**Prompt:** Reproduce the listing below exactly, minus its pictures.

**Supplied material:**
** START **

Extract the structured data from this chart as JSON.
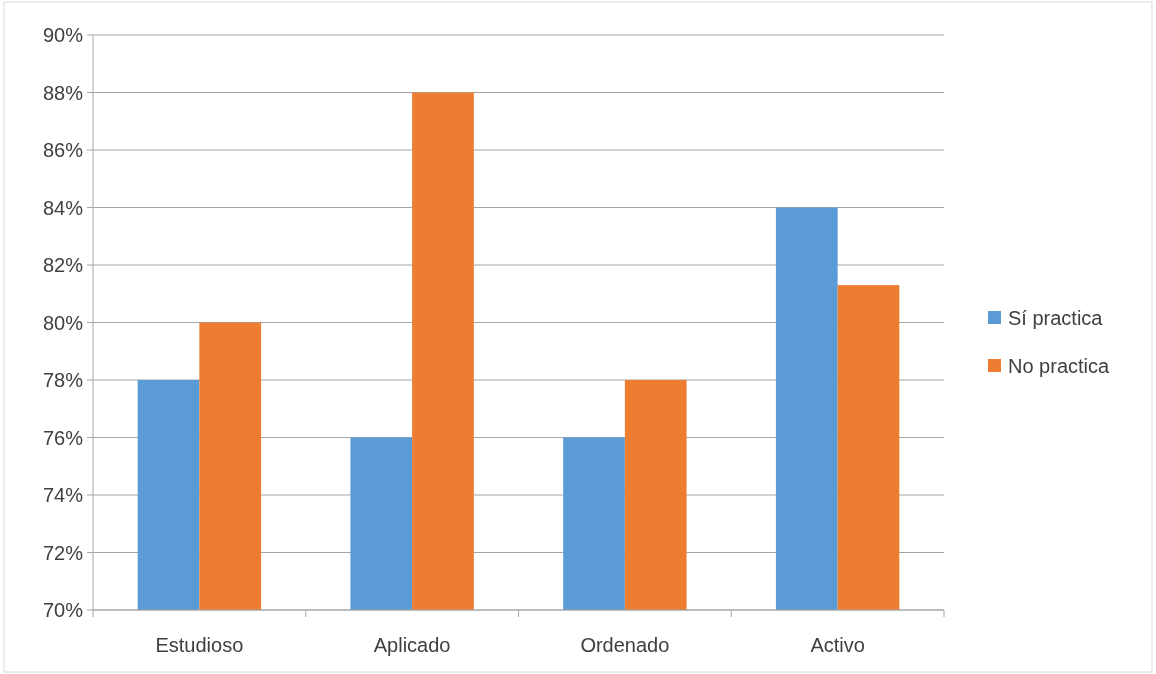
{
  "chart_data": {
    "type": "bar",
    "categories": [
      "Estudioso",
      "Aplicado",
      "Ordenado",
      "Activo"
    ],
    "series": [
      {
        "name": "Sí practica",
        "color": "#5b9bd5",
        "values": [
          78,
          76,
          76,
          84
        ]
      },
      {
        "name": "No practica",
        "color": "#ed7d31",
        "values": [
          80,
          88,
          78,
          81.3
        ]
      }
    ],
    "ylim": [
      70,
      90
    ],
    "yticks": [
      {
        "value": 70,
        "label": "70%"
      },
      {
        "value": 72,
        "label": "72%"
      },
      {
        "value": 74,
        "label": "74%"
      },
      {
        "value": 76,
        "label": "76%"
      },
      {
        "value": 78,
        "label": "78%"
      },
      {
        "value": 80,
        "label": "80%"
      },
      {
        "value": 82,
        "label": "82%"
      },
      {
        "value": 84,
        "label": "84%"
      },
      {
        "value": 86,
        "label": "86%"
      },
      {
        "value": 88,
        "label": "88%"
      },
      {
        "value": 90,
        "label": "90%"
      }
    ],
    "grid": "y",
    "legend": "right"
  }
}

** END **

**Correct output:**
Extract the structured data from this chart as JSON.
{
  "chart_data": {
    "type": "bar",
    "categories": [
      "Estudioso",
      "Aplicado",
      "Ordenado",
      "Activo"
    ],
    "series": [
      {
        "name": "Sí practica",
        "color": "#5b9bd5",
        "values": [
          78,
          76,
          76,
          84
        ]
      },
      {
        "name": "No practica",
        "color": "#ed7d31",
        "values": [
          80,
          88,
          78,
          81.3
        ]
      }
    ],
    "ylim": [
      70,
      90
    ],
    "yticks": [
      {
        "value": 70,
        "label": "70%"
      },
      {
        "value": 72,
        "label": "72%"
      },
      {
        "value": 74,
        "label": "74%"
      },
      {
        "value": 76,
        "label": "76%"
      },
      {
        "value": 78,
        "label": "78%"
      },
      {
        "value": 80,
        "label": "80%"
      },
      {
        "value": 82,
        "label": "82%"
      },
      {
        "value": 84,
        "label": "84%"
      },
      {
        "value": 86,
        "label": "86%"
      },
      {
        "value": 88,
        "label": "88%"
      },
      {
        "value": 90,
        "label": "90%"
      }
    ],
    "grid": "y",
    "legend": "right"
  }
}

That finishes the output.